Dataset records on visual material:
══════════════════════════════

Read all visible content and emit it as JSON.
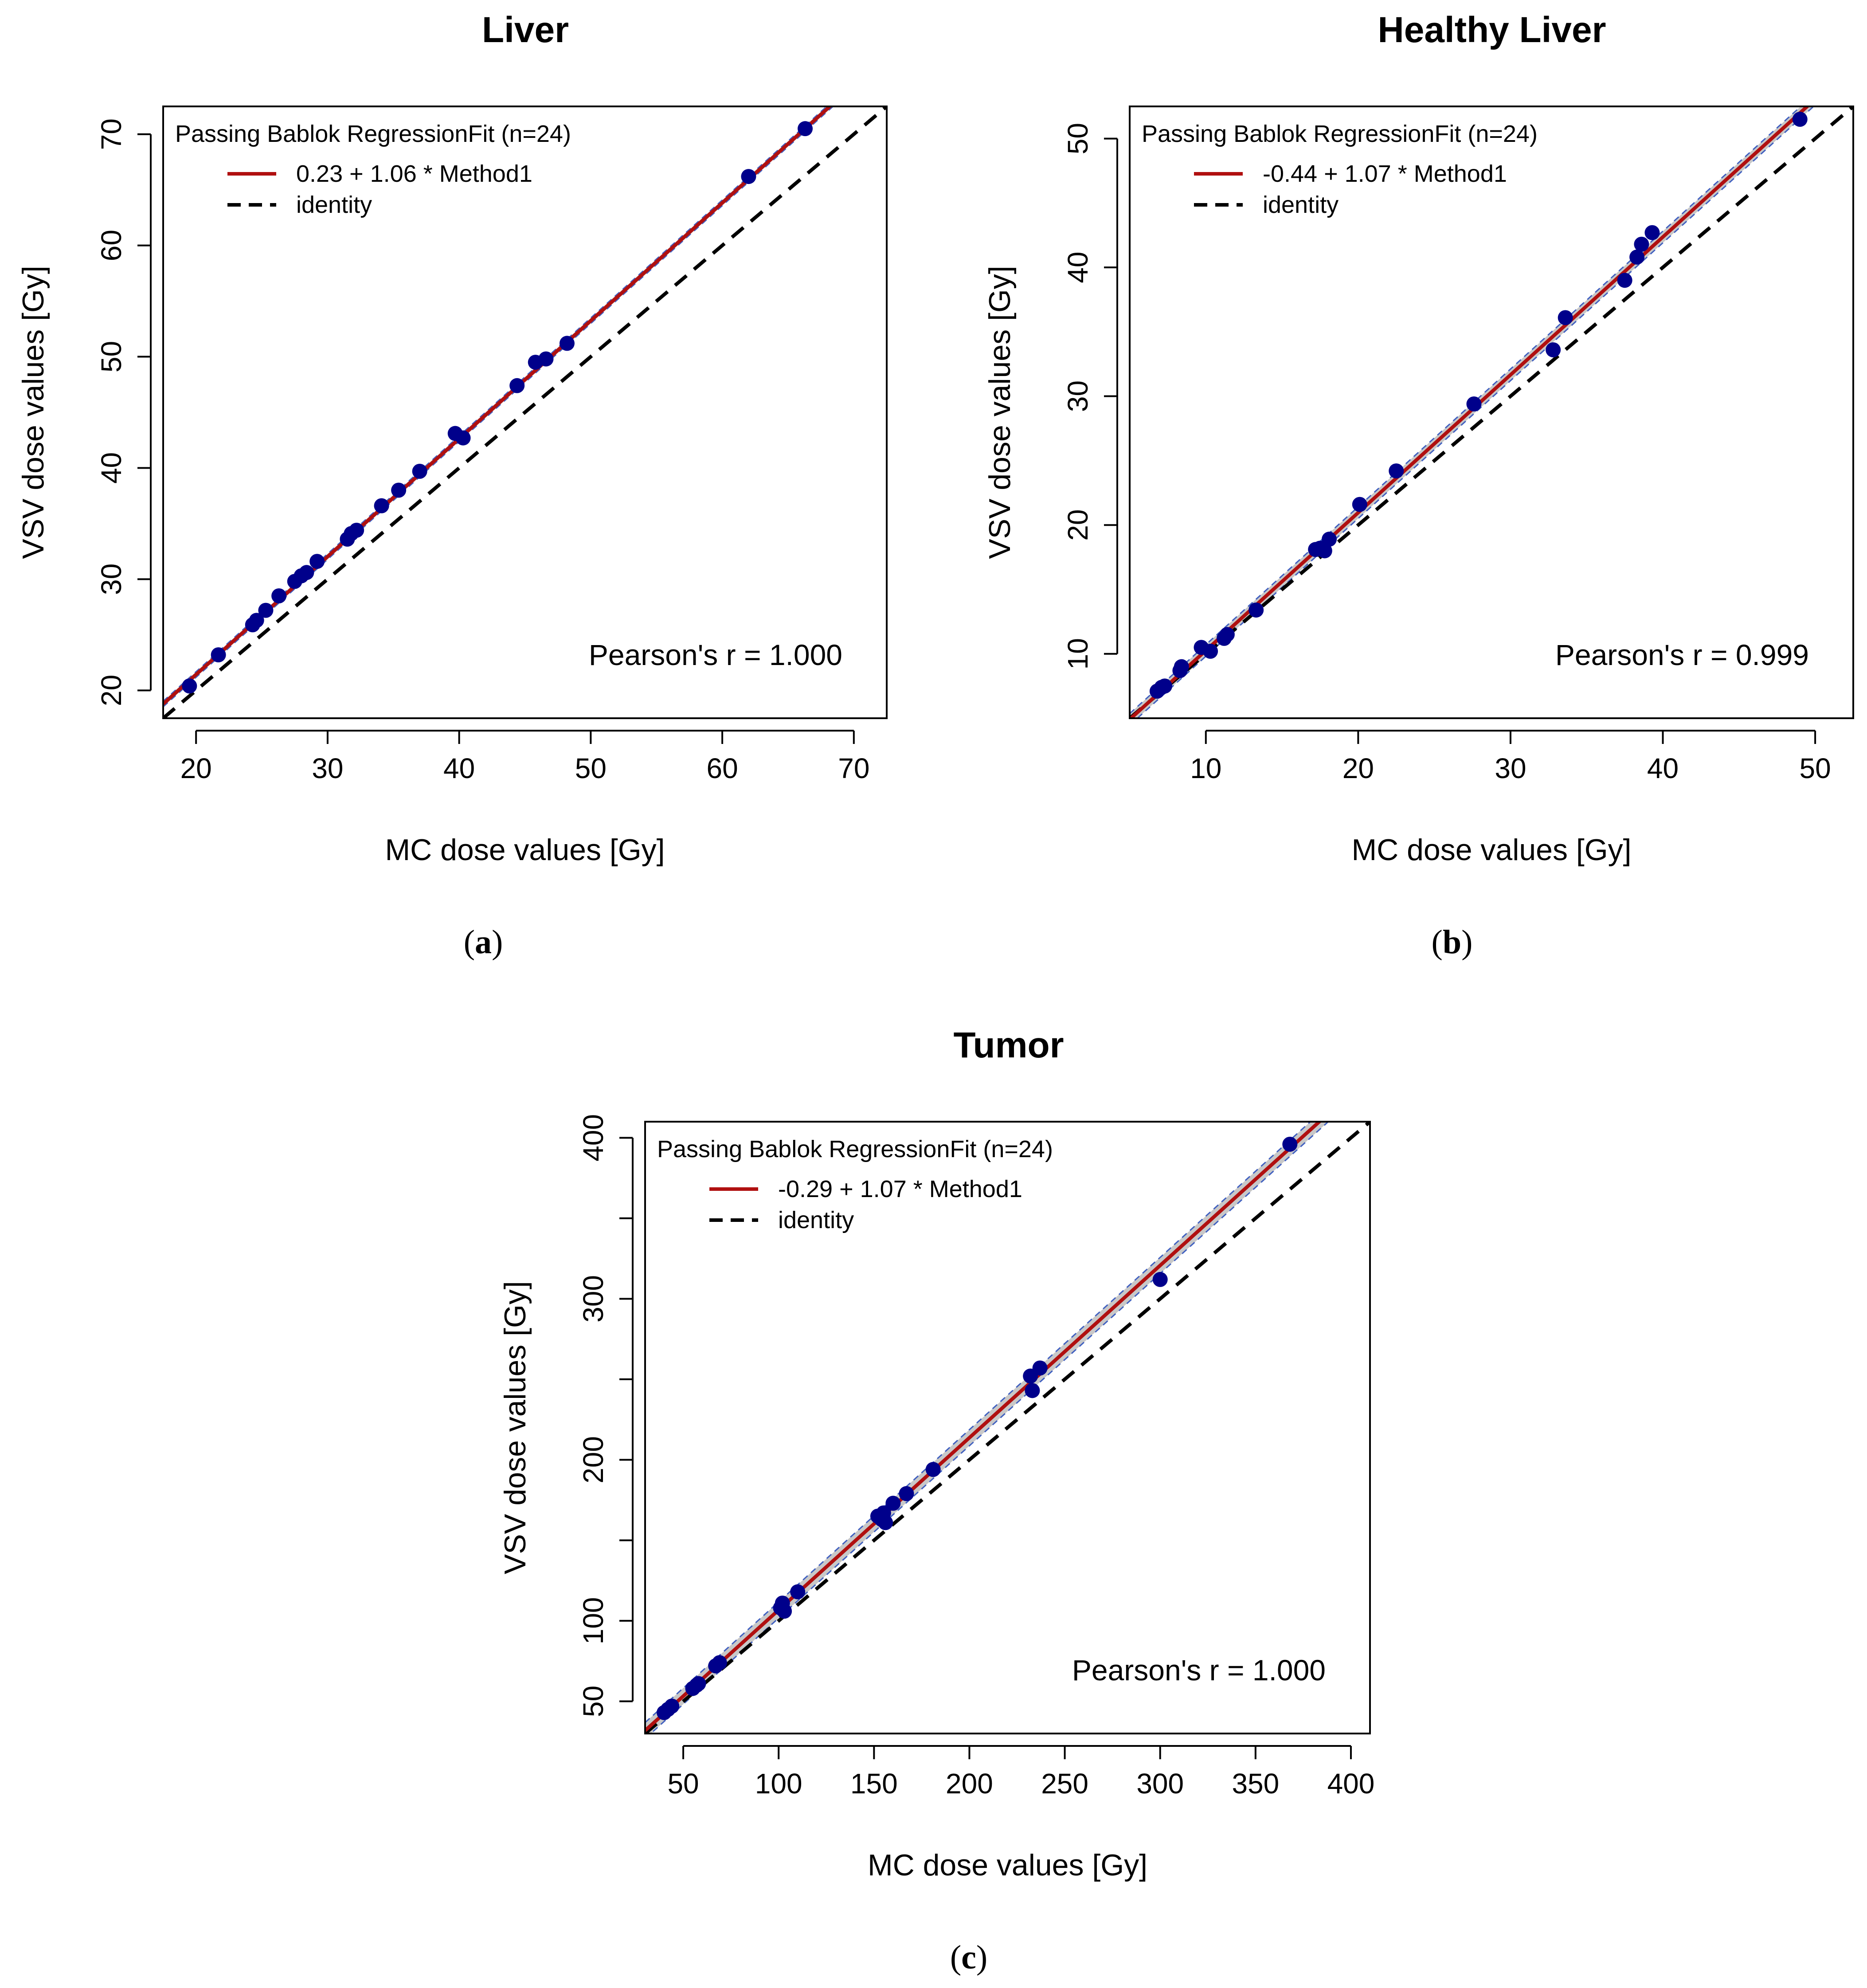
{
  "chart_data": [
    {
      "type": "scatter",
      "title": "Liver",
      "caption": "a",
      "xlabel": "MC dose values [Gy]",
      "ylabel": "VSV dose values [Gy]",
      "xlim": [
        17.5,
        72.5
      ],
      "ylim": [
        17.5,
        72.5
      ],
      "xticks": [
        20,
        30,
        40,
        50,
        60,
        70
      ],
      "yticks": [
        20,
        30,
        40,
        50,
        60,
        70
      ],
      "legend": {
        "title": "Passing Bablok RegressionFit (n=24)",
        "fit_label": "0.23 + 1.06 * Method1",
        "identity_label": "identity",
        "position": "top-left"
      },
      "fit": {
        "intercept": 0.23,
        "slope": 1.06
      },
      "stat": "Pearson's r = 1.000",
      "ci_band": 0.25,
      "points": {
        "x": [
          19.5,
          21.7,
          24.3,
          24.6,
          25.3,
          26.3,
          27.5,
          28.0,
          28.4,
          29.2,
          31.5,
          31.8,
          32.2,
          34.1,
          35.4,
          37.0,
          39.7,
          40.3,
          44.4,
          45.8,
          46.6,
          48.2,
          62.0,
          66.3
        ],
        "y": [
          20.4,
          23.2,
          25.9,
          26.3,
          27.2,
          28.5,
          29.8,
          30.3,
          30.6,
          31.6,
          33.6,
          34.1,
          34.4,
          36.6,
          38.0,
          39.7,
          43.1,
          42.7,
          47.4,
          49.5,
          49.8,
          51.2,
          66.2,
          70.5
        ]
      }
    },
    {
      "type": "scatter",
      "title": "Healthy Liver",
      "caption": "b",
      "xlabel": "MC dose values [Gy]",
      "ylabel": "VSV dose values [Gy]",
      "xlim": [
        5,
        52.5
      ],
      "ylim": [
        5,
        52.5
      ],
      "xticks": [
        10,
        20,
        30,
        40,
        50
      ],
      "yticks": [
        10,
        20,
        30,
        40,
        50
      ],
      "legend": {
        "title": "Passing Bablok RegressionFit (n=24)",
        "fit_label": "-0.44 + 1.07 * Method1",
        "identity_label": "identity",
        "position": "top-left"
      },
      "fit": {
        "intercept": -0.44,
        "slope": 1.07
      },
      "stat": "Pearson's r = 0.999",
      "ci_band": 0.45,
      "points": {
        "x": [
          6.8,
          7.1,
          8.3,
          8.4,
          9.7,
          10.3,
          11.2,
          11.4,
          13.3,
          17.2,
          17.8,
          18.1,
          20.1,
          22.5,
          27.6,
          32.8,
          33.6,
          37.5,
          38.3,
          38.6,
          39.3,
          49.0,
          7.3,
          17.5
        ],
        "y": [
          7.1,
          7.4,
          8.7,
          9.0,
          10.5,
          10.2,
          11.2,
          11.5,
          13.4,
          18.1,
          18.0,
          18.9,
          21.6,
          24.2,
          29.4,
          33.6,
          36.1,
          39.0,
          40.8,
          41.8,
          42.7,
          51.5,
          7.5,
          18.2
        ]
      }
    },
    {
      "type": "scatter",
      "title": "Tumor",
      "caption": "c",
      "xlabel": "MC dose values [Gy]",
      "ylabel": "VSV dose values [Gy]",
      "xlim": [
        30,
        410
      ],
      "ylim": [
        30,
        410
      ],
      "xticks": [
        50,
        100,
        150,
        200,
        250,
        300,
        350,
        400
      ],
      "yticks": [
        50,
        100,
        200,
        300,
        400
      ],
      "yminor_ticks": [
        150,
        250,
        350
      ],
      "legend": {
        "title": "Passing Bablok RegressionFit (n=24)",
        "fit_label": "-0.29 + 1.07 * Method1",
        "identity_label": "identity",
        "position": "top-left"
      },
      "fit": {
        "intercept": -0.29,
        "slope": 1.07
      },
      "stat": "Pearson's r = 1.000",
      "ci_band": 5,
      "points": {
        "x": [
          40,
          44,
          55,
          58,
          67,
          69,
          101,
          102,
          110,
          152,
          155,
          156,
          160,
          167,
          181,
          232,
          233,
          237,
          300,
          368,
          42,
          57,
          103,
          154
        ],
        "y": [
          43,
          47,
          58,
          61,
          72,
          74,
          108,
          111,
          118,
          165,
          167,
          161,
          173,
          179,
          194,
          252,
          243,
          257,
          312,
          396,
          45,
          60,
          106,
          163
        ]
      }
    }
  ],
  "colors": {
    "fit_line": "#b01010",
    "points": "#00008b",
    "identity": "#000000",
    "ci_band": "#c8c8c8",
    "ci_border": "#4060c0"
  }
}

══════════════════════════════

Every line of the data above should be repeated exactly. Omit the pictures.

• [The answer]
Read all visible content and emit it as JSON.
{
  "chart_data": [
    {
      "type": "scatter",
      "title": "Liver",
      "caption": "a",
      "xlabel": "MC dose values [Gy]",
      "ylabel": "VSV dose values [Gy]",
      "xlim": [
        17.5,
        72.5
      ],
      "ylim": [
        17.5,
        72.5
      ],
      "xticks": [
        20,
        30,
        40,
        50,
        60,
        70
      ],
      "yticks": [
        20,
        30,
        40,
        50,
        60,
        70
      ],
      "legend": {
        "title": "Passing Bablok RegressionFit (n=24)",
        "fit_label": "0.23 + 1.06 * Method1",
        "identity_label": "identity",
        "position": "top-left"
      },
      "fit": {
        "intercept": 0.23,
        "slope": 1.06
      },
      "stat": "Pearson's r = 1.000",
      "ci_band": 0.25,
      "points": {
        "x": [
          19.5,
          21.7,
          24.3,
          24.6,
          25.3,
          26.3,
          27.5,
          28.0,
          28.4,
          29.2,
          31.5,
          31.8,
          32.2,
          34.1,
          35.4,
          37.0,
          39.7,
          40.3,
          44.4,
          45.8,
          46.6,
          48.2,
          62.0,
          66.3
        ],
        "y": [
          20.4,
          23.2,
          25.9,
          26.3,
          27.2,
          28.5,
          29.8,
          30.3,
          30.6,
          31.6,
          33.6,
          34.1,
          34.4,
          36.6,
          38.0,
          39.7,
          43.1,
          42.7,
          47.4,
          49.5,
          49.8,
          51.2,
          66.2,
          70.5
        ]
      }
    },
    {
      "type": "scatter",
      "title": "Healthy Liver",
      "caption": "b",
      "xlabel": "MC dose values [Gy]",
      "ylabel": "VSV dose values [Gy]",
      "xlim": [
        5,
        52.5
      ],
      "ylim": [
        5,
        52.5
      ],
      "xticks": [
        10,
        20,
        30,
        40,
        50
      ],
      "yticks": [
        10,
        20,
        30,
        40,
        50
      ],
      "legend": {
        "title": "Passing Bablok RegressionFit (n=24)",
        "fit_label": "-0.44 + 1.07 * Method1",
        "identity_label": "identity",
        "position": "top-left"
      },
      "fit": {
        "intercept": -0.44,
        "slope": 1.07
      },
      "stat": "Pearson's r = 0.999",
      "ci_band": 0.45,
      "points": {
        "x": [
          6.8,
          7.1,
          8.3,
          8.4,
          9.7,
          10.3,
          11.2,
          11.4,
          13.3,
          17.2,
          17.8,
          18.1,
          20.1,
          22.5,
          27.6,
          32.8,
          33.6,
          37.5,
          38.3,
          38.6,
          39.3,
          49.0,
          7.3,
          17.5
        ],
        "y": [
          7.1,
          7.4,
          8.7,
          9.0,
          10.5,
          10.2,
          11.2,
          11.5,
          13.4,
          18.1,
          18.0,
          18.9,
          21.6,
          24.2,
          29.4,
          33.6,
          36.1,
          39.0,
          40.8,
          41.8,
          42.7,
          51.5,
          7.5,
          18.2
        ]
      }
    },
    {
      "type": "scatter",
      "title": "Tumor",
      "caption": "c",
      "xlabel": "MC dose values [Gy]",
      "ylabel": "VSV dose values [Gy]",
      "xlim": [
        30,
        410
      ],
      "ylim": [
        30,
        410
      ],
      "xticks": [
        50,
        100,
        150,
        200,
        250,
        300,
        350,
        400
      ],
      "yticks": [
        50,
        100,
        200,
        300,
        400
      ],
      "yminor_ticks": [
        150,
        250,
        350
      ],
      "legend": {
        "title": "Passing Bablok RegressionFit (n=24)",
        "fit_label": "-0.29 + 1.07 * Method1",
        "identity_label": "identity",
        "position": "top-left"
      },
      "fit": {
        "intercept": -0.29,
        "slope": 1.07
      },
      "stat": "Pearson's r = 1.000",
      "ci_band": 5,
      "points": {
        "x": [
          40,
          44,
          55,
          58,
          67,
          69,
          101,
          102,
          110,
          152,
          155,
          156,
          160,
          167,
          181,
          232,
          233,
          237,
          300,
          368,
          42,
          57,
          103,
          154
        ],
        "y": [
          43,
          47,
          58,
          61,
          72,
          74,
          108,
          111,
          118,
          165,
          167,
          161,
          173,
          179,
          194,
          252,
          243,
          257,
          312,
          396,
          45,
          60,
          106,
          163
        ]
      }
    }
  ],
  "colors": {
    "fit_line": "#b01010",
    "points": "#00008b",
    "identity": "#000000",
    "ci_band": "#c8c8c8",
    "ci_border": "#4060c0"
  }
}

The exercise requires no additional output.